Find all lines in the listing that include the word "date", then copy them.

Dataset listings of figures:
------------------------------------
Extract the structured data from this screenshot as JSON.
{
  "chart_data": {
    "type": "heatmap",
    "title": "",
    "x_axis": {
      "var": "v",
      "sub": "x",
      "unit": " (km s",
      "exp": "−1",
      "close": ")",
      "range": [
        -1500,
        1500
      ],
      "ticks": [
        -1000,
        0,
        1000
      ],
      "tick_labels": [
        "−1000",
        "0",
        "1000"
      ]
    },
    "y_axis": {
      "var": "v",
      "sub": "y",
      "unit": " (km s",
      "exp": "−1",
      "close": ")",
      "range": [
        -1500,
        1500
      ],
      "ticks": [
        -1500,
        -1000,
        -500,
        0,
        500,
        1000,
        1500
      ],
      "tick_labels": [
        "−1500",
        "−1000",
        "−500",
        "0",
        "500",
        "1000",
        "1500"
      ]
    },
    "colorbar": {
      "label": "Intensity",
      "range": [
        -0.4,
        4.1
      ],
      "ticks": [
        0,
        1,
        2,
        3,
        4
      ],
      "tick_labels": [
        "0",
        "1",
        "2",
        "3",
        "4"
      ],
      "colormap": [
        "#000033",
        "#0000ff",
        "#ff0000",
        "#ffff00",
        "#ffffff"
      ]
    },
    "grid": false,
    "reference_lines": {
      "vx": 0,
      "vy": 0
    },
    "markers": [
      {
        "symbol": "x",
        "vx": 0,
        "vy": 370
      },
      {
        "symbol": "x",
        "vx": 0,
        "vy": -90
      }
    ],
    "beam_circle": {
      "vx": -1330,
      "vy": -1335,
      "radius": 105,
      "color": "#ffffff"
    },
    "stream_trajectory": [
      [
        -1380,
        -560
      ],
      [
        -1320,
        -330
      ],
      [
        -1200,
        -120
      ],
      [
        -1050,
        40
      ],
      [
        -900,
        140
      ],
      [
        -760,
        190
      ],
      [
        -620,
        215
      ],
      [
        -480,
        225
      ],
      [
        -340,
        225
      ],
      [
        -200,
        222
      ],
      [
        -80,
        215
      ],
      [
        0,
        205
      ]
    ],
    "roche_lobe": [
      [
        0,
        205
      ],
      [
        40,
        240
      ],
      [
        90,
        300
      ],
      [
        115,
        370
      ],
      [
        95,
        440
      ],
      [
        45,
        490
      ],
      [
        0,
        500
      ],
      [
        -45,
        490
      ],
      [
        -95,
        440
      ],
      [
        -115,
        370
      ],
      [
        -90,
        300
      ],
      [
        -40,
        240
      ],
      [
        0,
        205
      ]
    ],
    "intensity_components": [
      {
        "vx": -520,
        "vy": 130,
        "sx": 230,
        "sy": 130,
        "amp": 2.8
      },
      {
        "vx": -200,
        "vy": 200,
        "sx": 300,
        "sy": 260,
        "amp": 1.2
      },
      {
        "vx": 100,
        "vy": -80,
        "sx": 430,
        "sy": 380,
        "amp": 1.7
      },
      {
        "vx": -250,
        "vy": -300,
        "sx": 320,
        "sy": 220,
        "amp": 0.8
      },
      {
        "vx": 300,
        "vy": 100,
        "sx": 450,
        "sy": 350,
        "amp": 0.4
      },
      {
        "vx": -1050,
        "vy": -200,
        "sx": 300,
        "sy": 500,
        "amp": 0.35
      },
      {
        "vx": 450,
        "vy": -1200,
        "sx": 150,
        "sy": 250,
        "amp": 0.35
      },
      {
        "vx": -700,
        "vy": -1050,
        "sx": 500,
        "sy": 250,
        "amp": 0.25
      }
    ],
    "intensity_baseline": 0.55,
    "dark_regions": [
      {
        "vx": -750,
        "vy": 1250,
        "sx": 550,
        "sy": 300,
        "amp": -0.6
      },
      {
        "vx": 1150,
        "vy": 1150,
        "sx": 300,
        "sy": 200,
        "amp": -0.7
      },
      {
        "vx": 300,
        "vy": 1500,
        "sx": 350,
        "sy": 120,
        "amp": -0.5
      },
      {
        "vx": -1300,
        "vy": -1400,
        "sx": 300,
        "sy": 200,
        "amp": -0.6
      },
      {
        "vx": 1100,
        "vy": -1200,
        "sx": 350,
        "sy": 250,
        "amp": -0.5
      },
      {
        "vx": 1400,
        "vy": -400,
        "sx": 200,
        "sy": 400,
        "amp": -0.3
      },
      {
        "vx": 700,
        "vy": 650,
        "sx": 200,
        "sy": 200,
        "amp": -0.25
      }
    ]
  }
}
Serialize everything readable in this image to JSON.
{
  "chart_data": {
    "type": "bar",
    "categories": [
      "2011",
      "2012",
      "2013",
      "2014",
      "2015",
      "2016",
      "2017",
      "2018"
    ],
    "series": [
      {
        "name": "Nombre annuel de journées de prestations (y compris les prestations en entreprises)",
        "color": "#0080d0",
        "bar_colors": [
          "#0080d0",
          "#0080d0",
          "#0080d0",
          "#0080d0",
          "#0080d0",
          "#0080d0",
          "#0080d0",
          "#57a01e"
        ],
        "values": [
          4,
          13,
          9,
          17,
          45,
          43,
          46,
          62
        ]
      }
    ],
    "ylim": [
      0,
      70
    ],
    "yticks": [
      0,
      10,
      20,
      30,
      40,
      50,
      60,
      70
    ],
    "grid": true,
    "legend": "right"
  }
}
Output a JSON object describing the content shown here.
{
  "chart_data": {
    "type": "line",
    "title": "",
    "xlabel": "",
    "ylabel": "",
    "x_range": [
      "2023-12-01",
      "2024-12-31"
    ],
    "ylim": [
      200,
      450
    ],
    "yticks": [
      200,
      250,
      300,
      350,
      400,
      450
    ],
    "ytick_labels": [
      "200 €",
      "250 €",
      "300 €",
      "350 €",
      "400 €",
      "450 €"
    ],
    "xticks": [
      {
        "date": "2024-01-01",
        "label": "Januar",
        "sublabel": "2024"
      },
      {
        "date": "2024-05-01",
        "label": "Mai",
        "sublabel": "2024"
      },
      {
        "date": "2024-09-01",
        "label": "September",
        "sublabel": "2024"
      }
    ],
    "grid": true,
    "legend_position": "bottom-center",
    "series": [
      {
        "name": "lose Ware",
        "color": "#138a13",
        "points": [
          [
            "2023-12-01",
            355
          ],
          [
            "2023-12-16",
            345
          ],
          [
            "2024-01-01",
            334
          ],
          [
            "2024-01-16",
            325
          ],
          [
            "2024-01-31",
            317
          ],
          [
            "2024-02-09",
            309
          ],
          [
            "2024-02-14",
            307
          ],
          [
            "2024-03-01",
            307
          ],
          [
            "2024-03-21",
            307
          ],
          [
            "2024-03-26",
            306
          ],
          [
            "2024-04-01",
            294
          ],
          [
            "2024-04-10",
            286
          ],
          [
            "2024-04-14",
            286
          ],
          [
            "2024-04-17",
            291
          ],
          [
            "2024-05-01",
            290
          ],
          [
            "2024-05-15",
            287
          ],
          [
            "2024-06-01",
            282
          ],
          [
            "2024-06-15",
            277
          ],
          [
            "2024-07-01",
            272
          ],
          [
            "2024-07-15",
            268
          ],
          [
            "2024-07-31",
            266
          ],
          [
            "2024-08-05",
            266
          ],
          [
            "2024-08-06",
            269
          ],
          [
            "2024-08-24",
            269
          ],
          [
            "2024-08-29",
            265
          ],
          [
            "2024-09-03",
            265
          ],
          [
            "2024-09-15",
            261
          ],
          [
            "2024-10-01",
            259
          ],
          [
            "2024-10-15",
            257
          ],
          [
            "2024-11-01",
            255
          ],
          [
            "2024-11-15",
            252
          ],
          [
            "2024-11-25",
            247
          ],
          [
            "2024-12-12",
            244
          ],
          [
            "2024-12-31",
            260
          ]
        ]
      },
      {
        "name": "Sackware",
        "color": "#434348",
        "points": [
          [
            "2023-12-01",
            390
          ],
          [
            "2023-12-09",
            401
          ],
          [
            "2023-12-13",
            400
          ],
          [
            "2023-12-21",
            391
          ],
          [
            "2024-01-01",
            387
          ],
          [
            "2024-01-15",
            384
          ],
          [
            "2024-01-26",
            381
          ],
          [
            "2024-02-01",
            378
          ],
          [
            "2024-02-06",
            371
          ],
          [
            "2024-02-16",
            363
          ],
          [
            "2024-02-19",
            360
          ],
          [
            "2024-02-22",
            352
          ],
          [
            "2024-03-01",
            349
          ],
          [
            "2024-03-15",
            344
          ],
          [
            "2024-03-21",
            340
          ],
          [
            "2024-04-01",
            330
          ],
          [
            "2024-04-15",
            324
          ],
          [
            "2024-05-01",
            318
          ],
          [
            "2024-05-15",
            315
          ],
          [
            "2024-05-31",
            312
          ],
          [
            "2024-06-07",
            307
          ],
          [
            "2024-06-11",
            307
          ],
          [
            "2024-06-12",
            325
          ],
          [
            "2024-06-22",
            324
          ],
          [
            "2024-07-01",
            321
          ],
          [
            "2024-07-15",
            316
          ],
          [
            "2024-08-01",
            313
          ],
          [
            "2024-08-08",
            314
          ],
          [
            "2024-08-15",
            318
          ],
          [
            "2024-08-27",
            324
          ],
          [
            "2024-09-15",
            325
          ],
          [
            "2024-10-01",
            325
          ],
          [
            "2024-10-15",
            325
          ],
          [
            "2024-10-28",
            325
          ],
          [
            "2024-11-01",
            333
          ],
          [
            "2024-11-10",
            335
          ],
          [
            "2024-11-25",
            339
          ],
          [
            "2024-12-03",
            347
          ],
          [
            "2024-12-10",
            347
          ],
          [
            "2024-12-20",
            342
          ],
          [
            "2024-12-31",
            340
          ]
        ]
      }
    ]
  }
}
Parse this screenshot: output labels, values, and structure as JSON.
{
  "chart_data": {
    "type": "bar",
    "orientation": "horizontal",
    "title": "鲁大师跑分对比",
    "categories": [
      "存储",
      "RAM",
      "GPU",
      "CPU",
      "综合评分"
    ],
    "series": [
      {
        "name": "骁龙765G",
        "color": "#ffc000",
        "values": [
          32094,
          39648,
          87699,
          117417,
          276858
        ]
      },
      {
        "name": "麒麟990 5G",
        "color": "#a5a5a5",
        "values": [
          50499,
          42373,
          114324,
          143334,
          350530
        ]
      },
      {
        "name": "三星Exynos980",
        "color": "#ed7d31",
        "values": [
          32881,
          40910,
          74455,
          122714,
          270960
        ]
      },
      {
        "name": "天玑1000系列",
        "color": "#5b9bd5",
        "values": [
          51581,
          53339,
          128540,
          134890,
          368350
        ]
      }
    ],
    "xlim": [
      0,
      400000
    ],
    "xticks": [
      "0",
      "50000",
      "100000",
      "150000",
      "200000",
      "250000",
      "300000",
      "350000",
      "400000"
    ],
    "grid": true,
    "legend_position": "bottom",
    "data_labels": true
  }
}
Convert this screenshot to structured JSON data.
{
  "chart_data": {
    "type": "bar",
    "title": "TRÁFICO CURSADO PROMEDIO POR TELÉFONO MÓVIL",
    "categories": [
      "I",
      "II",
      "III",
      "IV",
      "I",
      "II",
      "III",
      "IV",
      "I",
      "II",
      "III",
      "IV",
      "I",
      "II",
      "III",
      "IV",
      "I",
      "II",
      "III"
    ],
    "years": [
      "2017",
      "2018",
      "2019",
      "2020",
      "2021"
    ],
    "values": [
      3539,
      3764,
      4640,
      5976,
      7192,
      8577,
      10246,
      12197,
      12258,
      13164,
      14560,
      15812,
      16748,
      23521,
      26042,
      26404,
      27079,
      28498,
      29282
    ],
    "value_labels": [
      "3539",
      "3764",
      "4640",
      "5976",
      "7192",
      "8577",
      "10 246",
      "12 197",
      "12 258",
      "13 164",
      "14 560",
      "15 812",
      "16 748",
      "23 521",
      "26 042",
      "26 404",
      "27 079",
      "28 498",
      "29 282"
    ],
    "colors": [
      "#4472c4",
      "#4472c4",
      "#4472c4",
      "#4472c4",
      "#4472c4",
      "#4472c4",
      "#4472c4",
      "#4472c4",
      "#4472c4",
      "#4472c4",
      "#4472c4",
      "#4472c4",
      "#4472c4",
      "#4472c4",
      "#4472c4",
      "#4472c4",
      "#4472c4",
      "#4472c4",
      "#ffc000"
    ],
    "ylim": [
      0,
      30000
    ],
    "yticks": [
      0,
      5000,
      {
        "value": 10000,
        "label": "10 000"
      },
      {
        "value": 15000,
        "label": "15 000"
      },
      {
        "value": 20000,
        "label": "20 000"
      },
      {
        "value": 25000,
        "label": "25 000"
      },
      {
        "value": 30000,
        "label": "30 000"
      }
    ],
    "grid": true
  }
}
------------------------------------
Worked answer:
        "date": "2024-01-01",
        "date": "2024-05-01",
        "date": "2024-09-01",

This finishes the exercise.